[PROBLEM]: Extract all lines that hold the string "JSON".

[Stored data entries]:
————

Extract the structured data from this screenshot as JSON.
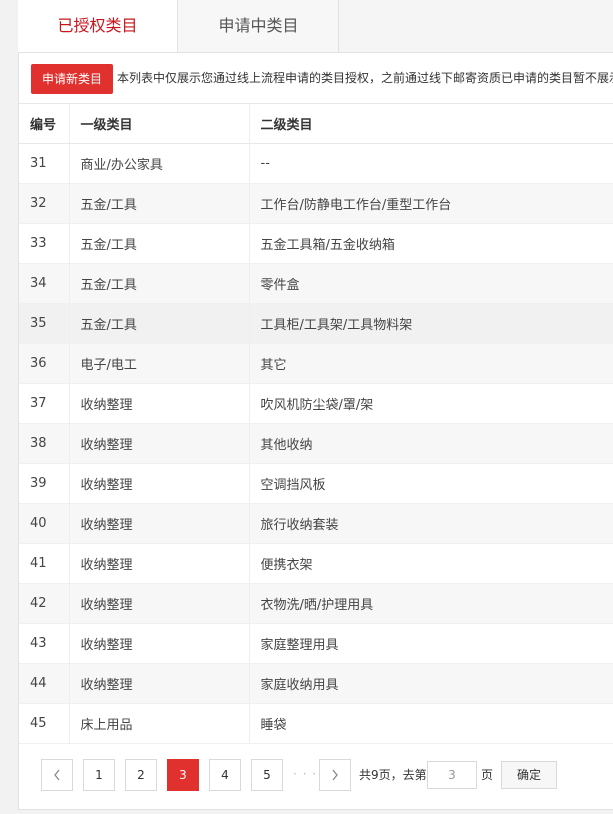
{
  "tabs": [
    {
      "label": "已授权类目"
    },
    {
      "label": "申请中类目"
    }
  ],
  "toolbar": {
    "apply_label": "申请新类目",
    "notice": "本列表中仅展示您通过线上流程申请的类目授权，之前通过线下邮寄资质已申请的类目暂不展示"
  },
  "table": {
    "headers": [
      "编号",
      "一级类目",
      "二级类目"
    ],
    "rows": [
      [
        "31",
        "商业/办公家具",
        "--"
      ],
      [
        "32",
        "五金/工具",
        "工作台/防静电工作台/重型工作台"
      ],
      [
        "33",
        "五金/工具",
        "五金工具箱/五金收纳箱"
      ],
      [
        "34",
        "五金/工具",
        "零件盒"
      ],
      [
        "35",
        "五金/工具",
        "工具柜/工具架/工具物料架"
      ],
      [
        "36",
        "电子/电工",
        "其它"
      ],
      [
        "37",
        "收纳整理",
        "吹风机防尘袋/罩/架"
      ],
      [
        "38",
        "收纳整理",
        "其他收纳"
      ],
      [
        "39",
        "收纳整理",
        "空调挡风板"
      ],
      [
        "40",
        "收纳整理",
        "旅行收纳套装"
      ],
      [
        "41",
        "收纳整理",
        "便携衣架"
      ],
      [
        "42",
        "收纳整理",
        "衣物洗/晒/护理用具"
      ],
      [
        "43",
        "收纳整理",
        "家庭整理用具"
      ],
      [
        "44",
        "收纳整理",
        "家庭收纳用具"
      ],
      [
        "45",
        "床上用品",
        "睡袋"
      ]
    ]
  },
  "pagination": {
    "prev_icon": "chevron-left-icon",
    "next_icon": "chevron-right-icon",
    "pages": [
      "1",
      "2",
      "3",
      "4",
      "5"
    ],
    "current": "3",
    "ellipsis": "· · ·",
    "total_text": "共9页，去第",
    "goto_value": "3",
    "page_suffix": "页",
    "confirm_label": "确定"
  },
  "colors": {
    "accent": "#e0312f",
    "active_tab_text": "#c8161d"
  }
}
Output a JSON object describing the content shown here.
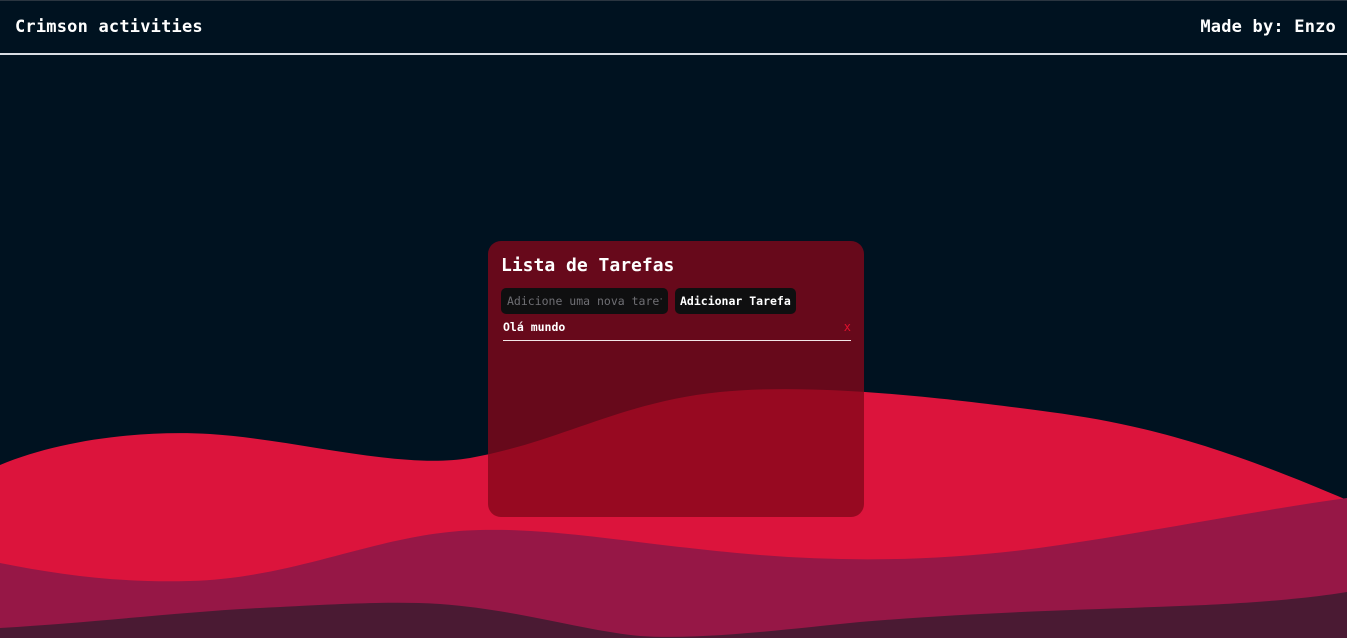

————

[ANSWER]:
Extract the structured data from this screenshot as JSON.
Output a JSON object describing the content shown here.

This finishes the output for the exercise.